### [What you should do]
Tally up the lines that include "structure" and state that number by itself.

### [Data lines]
################

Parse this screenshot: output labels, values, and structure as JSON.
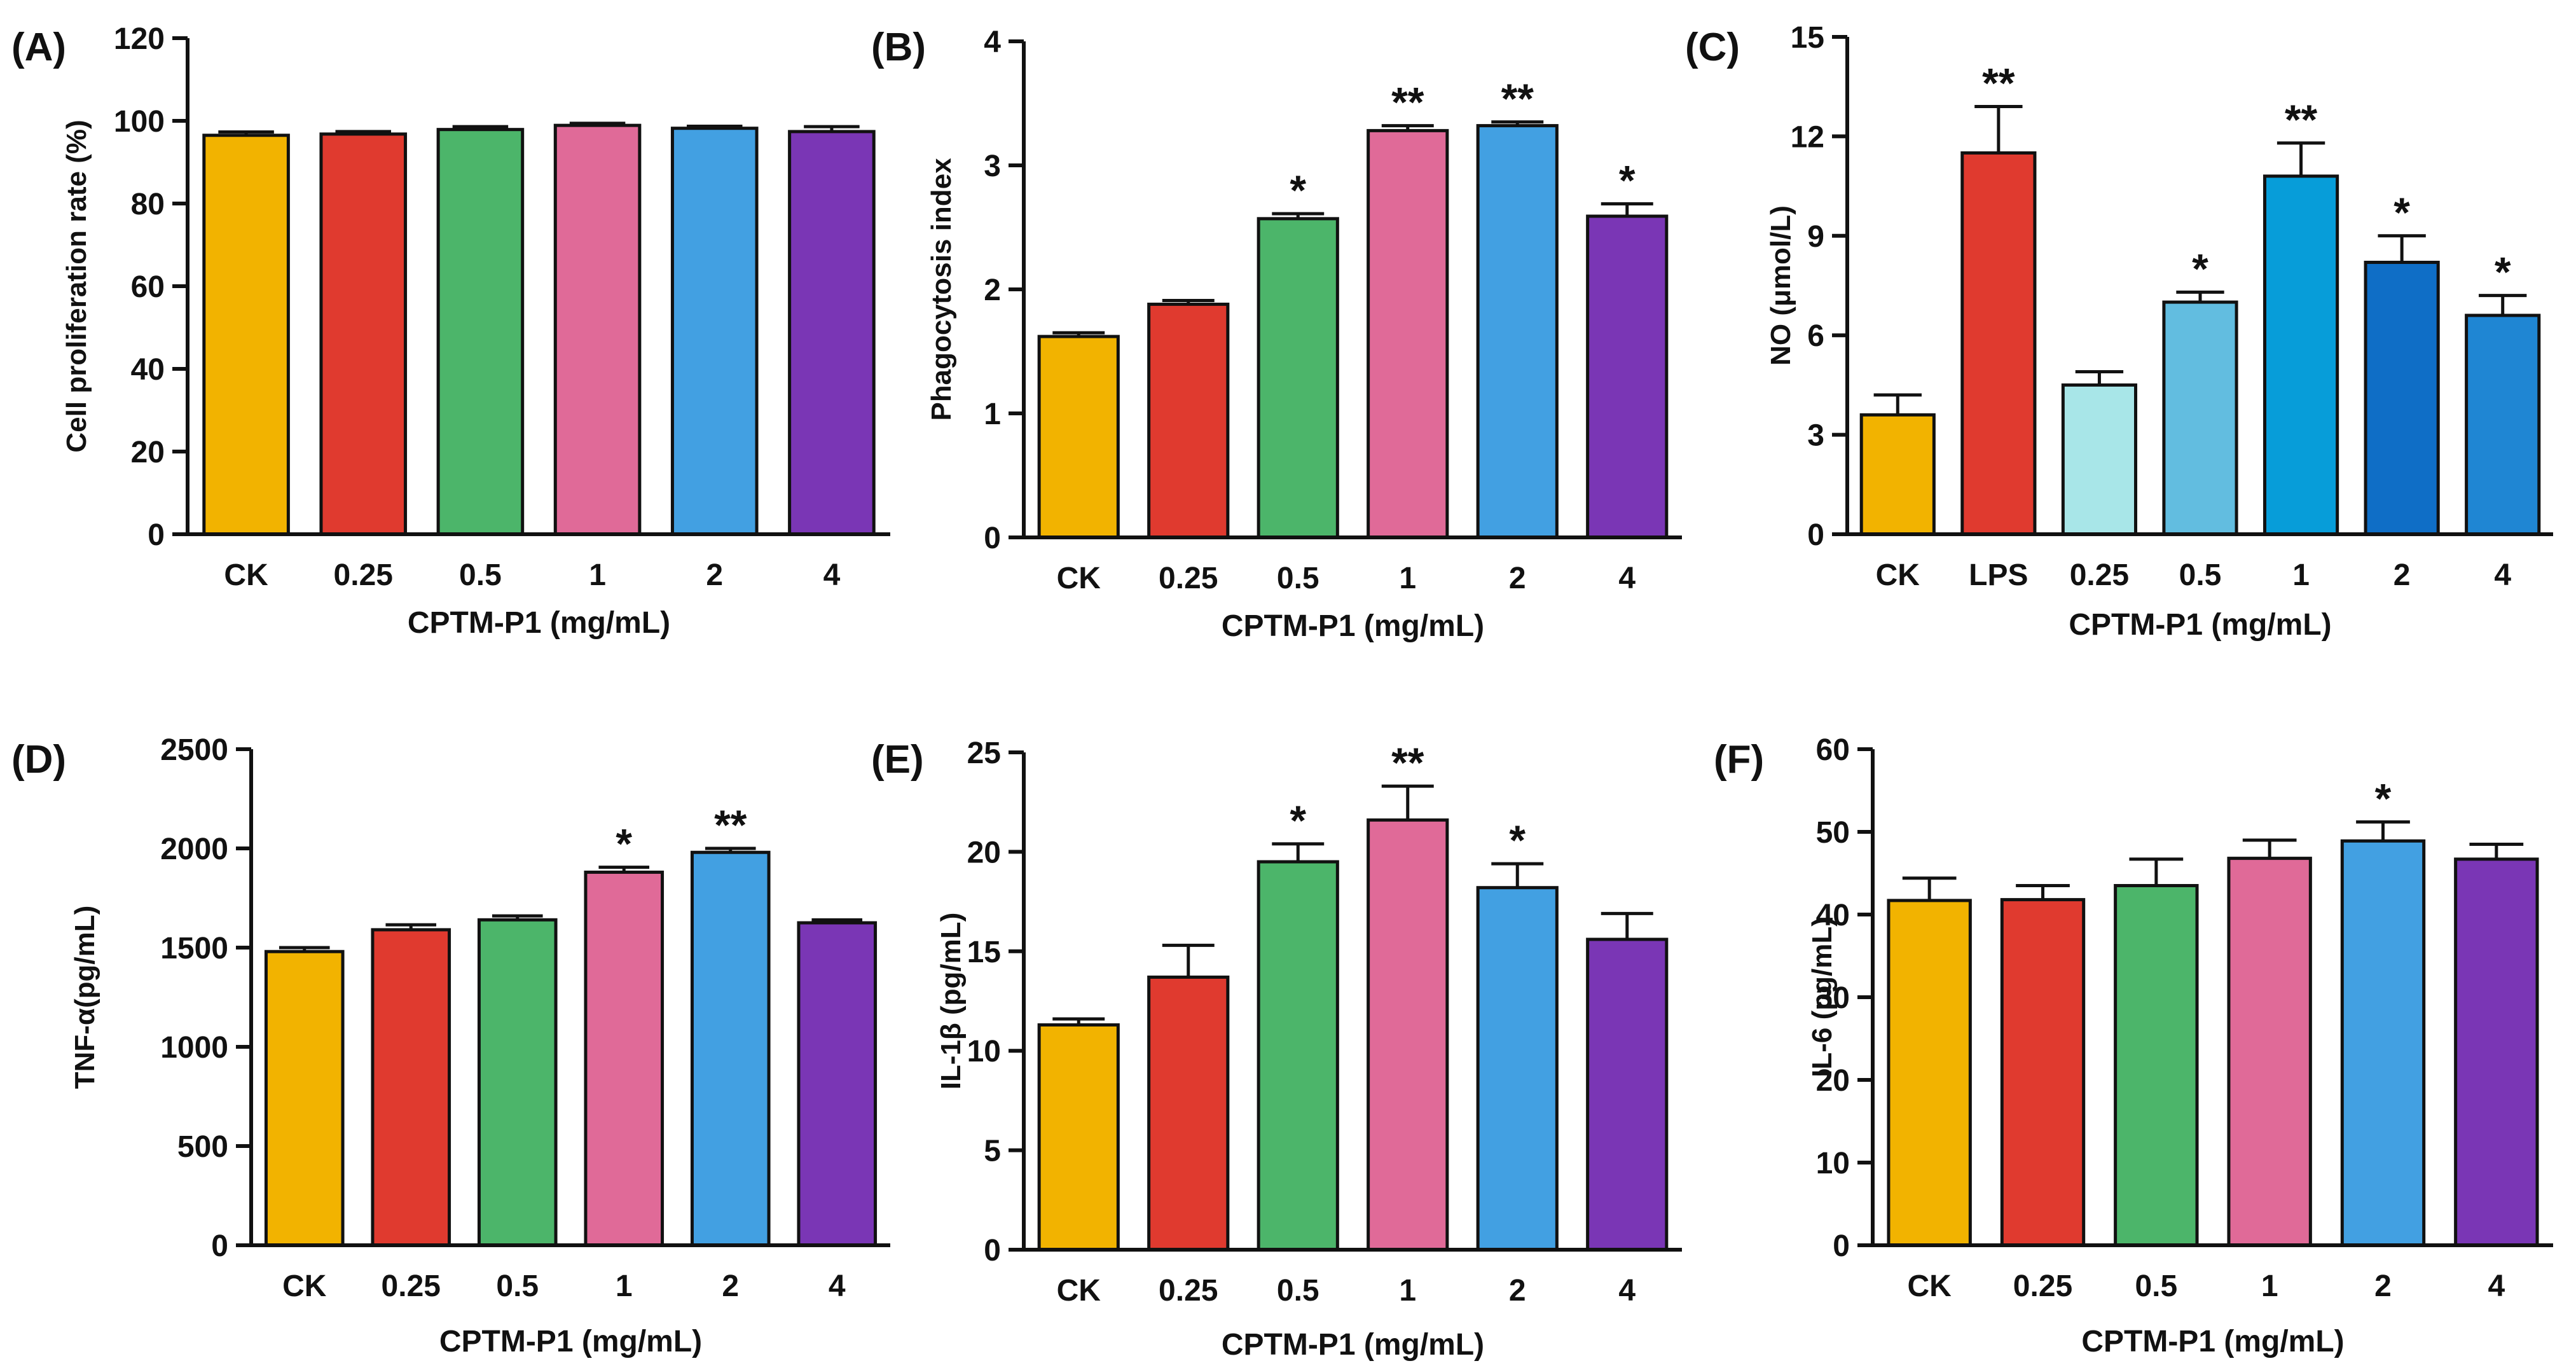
{
  "figure": {
    "background": "#ffffff",
    "axis_color": "#111111",
    "bar_stroke": "#111111"
  },
  "chart_data": [
    {
      "panel_label": "(A)",
      "type": "bar",
      "categories": [
        "CK",
        "0.25",
        "0.5",
        "1",
        "2",
        "4"
      ],
      "values": [
        96.5,
        96.8,
        97.9,
        98.9,
        98.2,
        97.4
      ],
      "errors": [
        0.8,
        0.6,
        0.7,
        0.5,
        0.5,
        1.2
      ],
      "significance": [
        "",
        "",
        "",
        "",
        "",
        ""
      ],
      "colors": [
        "#f2b300",
        "#e03a2f",
        "#4cb56a",
        "#e06a98",
        "#42a0e2",
        "#7a36b5"
      ],
      "xlabel": "CPTM-P1 (mg/mL)",
      "ylabel": "Cell proliferation rate (%)",
      "ylim": [
        0,
        120
      ],
      "yticks": [
        0,
        20,
        40,
        60,
        80,
        100,
        120
      ],
      "ytick_labels": [
        "0",
        "20",
        "40",
        "60",
        "80",
        "100",
        "120"
      ]
    },
    {
      "panel_label": "(B)",
      "type": "bar",
      "categories": [
        "CK",
        "0.25",
        "0.5",
        "1",
        "2",
        "4"
      ],
      "values": [
        1.62,
        1.88,
        2.57,
        3.28,
        3.32,
        2.59
      ],
      "errors": [
        0.03,
        0.03,
        0.04,
        0.04,
        0.03,
        0.1
      ],
      "significance": [
        "",
        "",
        "*",
        "**",
        "**",
        "*"
      ],
      "colors": [
        "#f2b300",
        "#e03a2f",
        "#4cb56a",
        "#e06a98",
        "#42a0e2",
        "#7a36b5"
      ],
      "xlabel": "CPTM-P1 (mg/mL)",
      "ylabel": "Phagocytosis index",
      "ylim": [
        0,
        4
      ],
      "yticks": [
        0,
        1,
        2,
        3,
        4
      ],
      "ytick_labels": [
        "0",
        "1",
        "2",
        "3",
        "4"
      ]
    },
    {
      "panel_label": "(C)",
      "type": "bar",
      "categories": [
        "CK",
        "LPS",
        "0.25",
        "0.5",
        "1",
        "2",
        "4"
      ],
      "values": [
        3.6,
        11.5,
        4.5,
        7.0,
        10.8,
        8.2,
        6.6
      ],
      "errors": [
        0.6,
        1.4,
        0.4,
        0.3,
        1.0,
        0.8,
        0.6
      ],
      "significance": [
        "",
        "**",
        "",
        "*",
        "**",
        "*",
        "*"
      ],
      "colors": [
        "#f2b300",
        "#e03a2f",
        "#a8e6e8",
        "#62bde0",
        "#079dd9",
        "#0f6ec6",
        "#1f86d3"
      ],
      "xlabel": "CPTM-P1 (mg/mL)",
      "ylabel": "NO (μmol/L)",
      "ylim": [
        0,
        15
      ],
      "yticks": [
        0,
        3,
        6,
        9,
        12,
        15
      ],
      "ytick_labels": [
        "0",
        "3",
        "6",
        "9",
        "12",
        "15"
      ]
    },
    {
      "panel_label": "(D)",
      "type": "bar",
      "categories": [
        "CK",
        "0.25",
        "0.5",
        "1",
        "2",
        "4"
      ],
      "values": [
        1480,
        1590,
        1640,
        1880,
        1980,
        1625
      ],
      "errors": [
        20,
        25,
        20,
        25,
        20,
        15
      ],
      "significance": [
        "",
        "",
        "",
        "*",
        "**",
        ""
      ],
      "colors": [
        "#f2b300",
        "#e03a2f",
        "#4cb56a",
        "#e06a98",
        "#42a0e2",
        "#7a36b5"
      ],
      "xlabel": "CPTM-P1 (mg/mL)",
      "ylabel": "TNF-α(pg/mL)",
      "ylim": [
        0,
        2500
      ],
      "yticks": [
        0,
        500,
        1000,
        1500,
        2000,
        2500
      ],
      "ytick_labels": [
        "0",
        "500",
        "1000",
        "1500",
        "2000",
        "2500"
      ]
    },
    {
      "panel_label": "(E)",
      "type": "bar",
      "categories": [
        "CK",
        "0.25",
        "0.5",
        "1",
        "2",
        "4"
      ],
      "values": [
        11.3,
        13.7,
        19.5,
        21.6,
        18.2,
        15.6
      ],
      "errors": [
        0.3,
        1.6,
        0.9,
        1.7,
        1.2,
        1.3
      ],
      "significance": [
        "",
        "",
        "*",
        "**",
        "*",
        ""
      ],
      "colors": [
        "#f2b300",
        "#e03a2f",
        "#4cb56a",
        "#e06a98",
        "#42a0e2",
        "#7a36b5"
      ],
      "xlabel": "CPTM-P1 (mg/mL)",
      "ylabel": "IL-1β (pg/mL)",
      "ylim": [
        0,
        25
      ],
      "yticks": [
        0,
        5,
        10,
        15,
        20,
        25
      ],
      "ytick_labels": [
        "0",
        "5",
        "10",
        "15",
        "20",
        "25"
      ]
    },
    {
      "panel_label": "(F)",
      "type": "bar",
      "categories": [
        "CK",
        "0.25",
        "0.5",
        "1",
        "2",
        "4"
      ],
      "values": [
        41.7,
        41.8,
        43.5,
        46.8,
        48.9,
        46.7
      ],
      "errors": [
        2.7,
        1.7,
        3.2,
        2.2,
        2.3,
        1.8
      ],
      "significance": [
        "",
        "",
        "",
        "",
        "*",
        ""
      ],
      "colors": [
        "#f2b300",
        "#e03a2f",
        "#4cb56a",
        "#e06a98",
        "#42a0e2",
        "#7a36b5"
      ],
      "xlabel": "CPTM-P1 (mg/mL)",
      "ylabel": "IL-6 (pg/mL)",
      "ylim": [
        0,
        60
      ],
      "yticks": [
        0,
        10,
        20,
        30,
        40,
        50,
        60
      ],
      "ytick_labels": [
        "0",
        "10",
        "20",
        "30",
        "40",
        "50",
        "60"
      ]
    }
  ]
}
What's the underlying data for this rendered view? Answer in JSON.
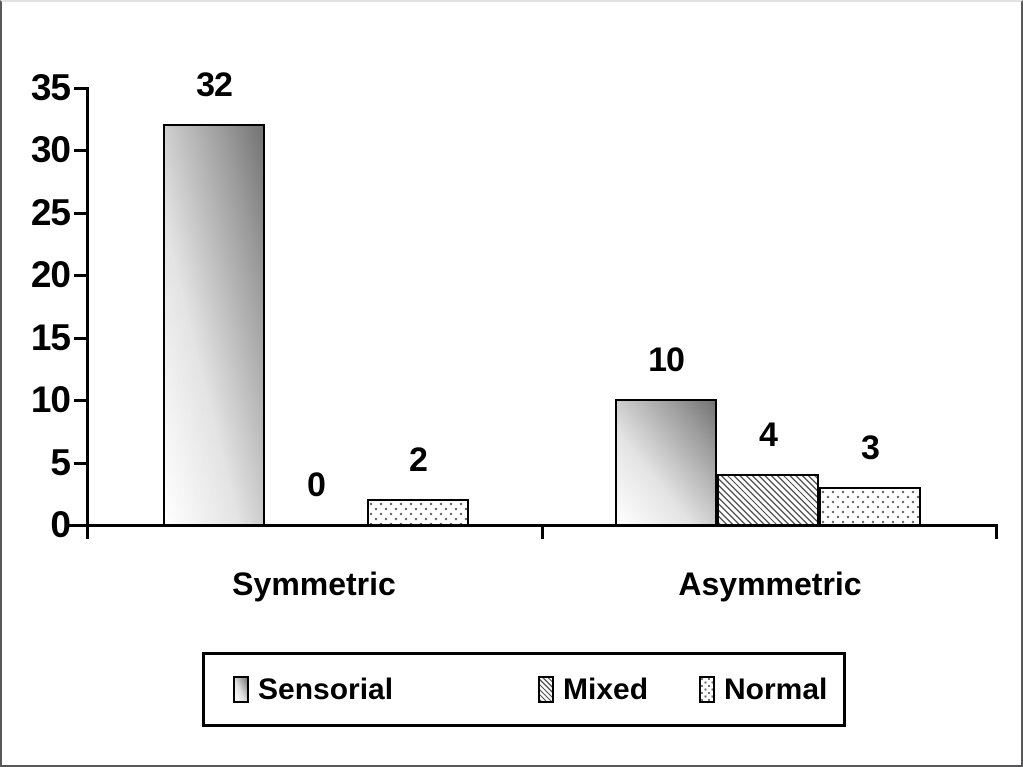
{
  "figure": {
    "background_color": "#ffffff",
    "frame_border_color": "#58585a"
  },
  "chart_data": {
    "type": "bar",
    "title": "",
    "xlabel": "",
    "ylabel": "",
    "categories": [
      "Symmetric",
      "Asymmetric"
    ],
    "series": [
      {
        "name": "Sensorial",
        "pattern": "gradient",
        "values": [
          32,
          10
        ]
      },
      {
        "name": "Mixed",
        "pattern": "hatch",
        "values": [
          0,
          4
        ]
      },
      {
        "name": "Normal",
        "pattern": "dots",
        "values": [
          2,
          3
        ]
      }
    ],
    "ylim": [
      0,
      35
    ],
    "yticks": [
      0,
      5,
      10,
      15,
      20,
      25,
      30,
      35
    ],
    "grid": false,
    "bar_value_labels_shown": true,
    "legend_position": "bottom",
    "colors": {
      "bar_outline": "#000000",
      "axis": "#000000",
      "text": "#000000",
      "gradient_dark": "#737373",
      "gradient_light": "#ffffff",
      "pattern_ink": "#6e6e6e"
    }
  }
}
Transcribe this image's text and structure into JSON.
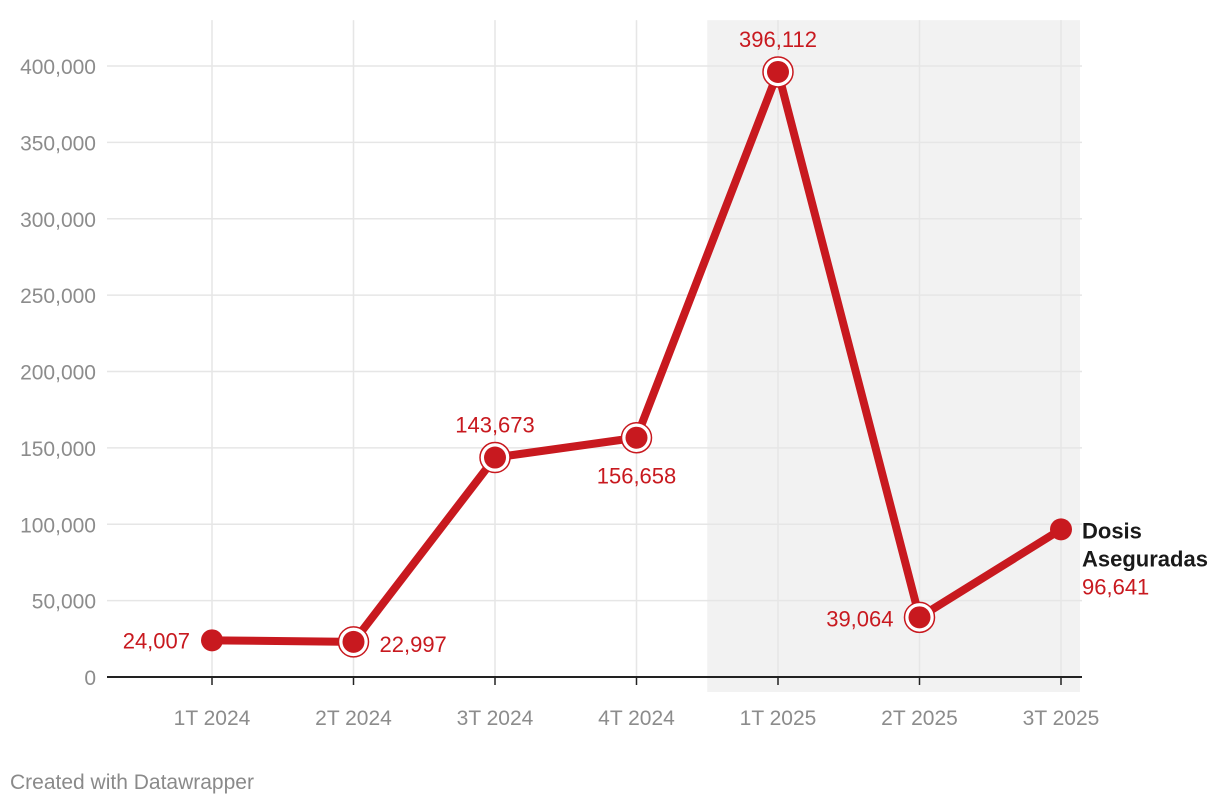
{
  "chart_data": {
    "type": "line",
    "categories": [
      "1T 2024",
      "2T 2024",
      "3T 2024",
      "4T 2024",
      "1T 2025",
      "2T 2025",
      "3T 2025"
    ],
    "series": [
      {
        "name": "Dosis Aseguradas",
        "values": [
          24007,
          22997,
          143673,
          156658,
          396112,
          39064,
          96641
        ],
        "labels": [
          "24,007",
          "22,997",
          "143,673",
          "156,658",
          "396,112",
          "39,064",
          "96,641"
        ]
      }
    ],
    "yticks": [
      0,
      50000,
      100000,
      150000,
      200000,
      250000,
      300000,
      350000,
      400000
    ],
    "ytick_labels": [
      "0",
      "50,000",
      "100,000",
      "150,000",
      "200,000",
      "250,000",
      "300,000",
      "350,000",
      "400,000"
    ],
    "ylim": [
      0,
      430000
    ],
    "highlight_range": [
      "1T 2025",
      "3T 2025"
    ],
    "grid": true,
    "series_label_lines": [
      "Dosis",
      "Aseguradas"
    ],
    "title": "",
    "xlabel": "",
    "ylabel": ""
  },
  "colors": {
    "line": "#c8191f",
    "highlight": "#f2f2f2",
    "grid": "#e6e6e6",
    "tick_text": "#8c8c8c",
    "label_text": "#c8191f",
    "series_name_text": "#1a1a1a"
  },
  "footer": "Created with Datawrapper"
}
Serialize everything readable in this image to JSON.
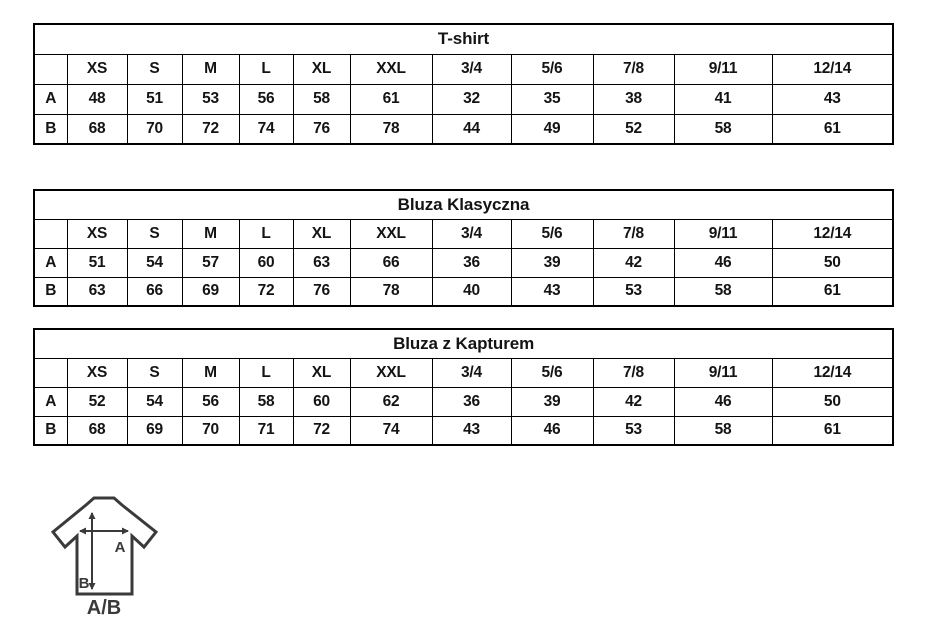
{
  "chart_data": [
    {
      "type": "table",
      "title": "T-shirt",
      "columns": [
        "",
        "XS",
        "S",
        "M",
        "L",
        "XL",
        "XXL",
        "3/4",
        "5/6",
        "7/8",
        "9/11",
        "12/14"
      ],
      "rows": [
        {
          "label": "A",
          "values": [
            48,
            51,
            53,
            56,
            58,
            61,
            32,
            35,
            38,
            41,
            43
          ]
        },
        {
          "label": "B",
          "values": [
            68,
            70,
            72,
            74,
            76,
            78,
            44,
            49,
            52,
            58,
            61
          ]
        }
      ]
    },
    {
      "type": "table",
      "title": "Bluza Klasyczna",
      "columns": [
        "",
        "XS",
        "S",
        "M",
        "L",
        "XL",
        "XXL",
        "3/4",
        "5/6",
        "7/8",
        "9/11",
        "12/14"
      ],
      "rows": [
        {
          "label": "A",
          "values": [
            51,
            54,
            57,
            60,
            63,
            66,
            36,
            39,
            42,
            46,
            50
          ]
        },
        {
          "label": "B",
          "values": [
            63,
            66,
            69,
            72,
            76,
            78,
            40,
            43,
            53,
            58,
            61
          ]
        }
      ]
    },
    {
      "type": "table",
      "title": "Bluza z Kapturem",
      "columns": [
        "",
        "XS",
        "S",
        "M",
        "L",
        "XL",
        "XXL",
        "3/4",
        "5/6",
        "7/8",
        "9/11",
        "12/14"
      ],
      "rows": [
        {
          "label": "A",
          "values": [
            52,
            54,
            56,
            58,
            60,
            62,
            36,
            39,
            42,
            46,
            50
          ]
        },
        {
          "label": "B",
          "values": [
            68,
            69,
            70,
            71,
            72,
            74,
            43,
            46,
            53,
            58,
            61
          ]
        }
      ]
    }
  ],
  "diagram": {
    "label_a": "A",
    "label_b": "B",
    "label_ab": "A/B"
  },
  "colors": {
    "table_border": "#000000",
    "text": "#141414",
    "diagram_stroke": "#3a3a3a",
    "background": "#ffffff"
  }
}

################

### [Task answer]
2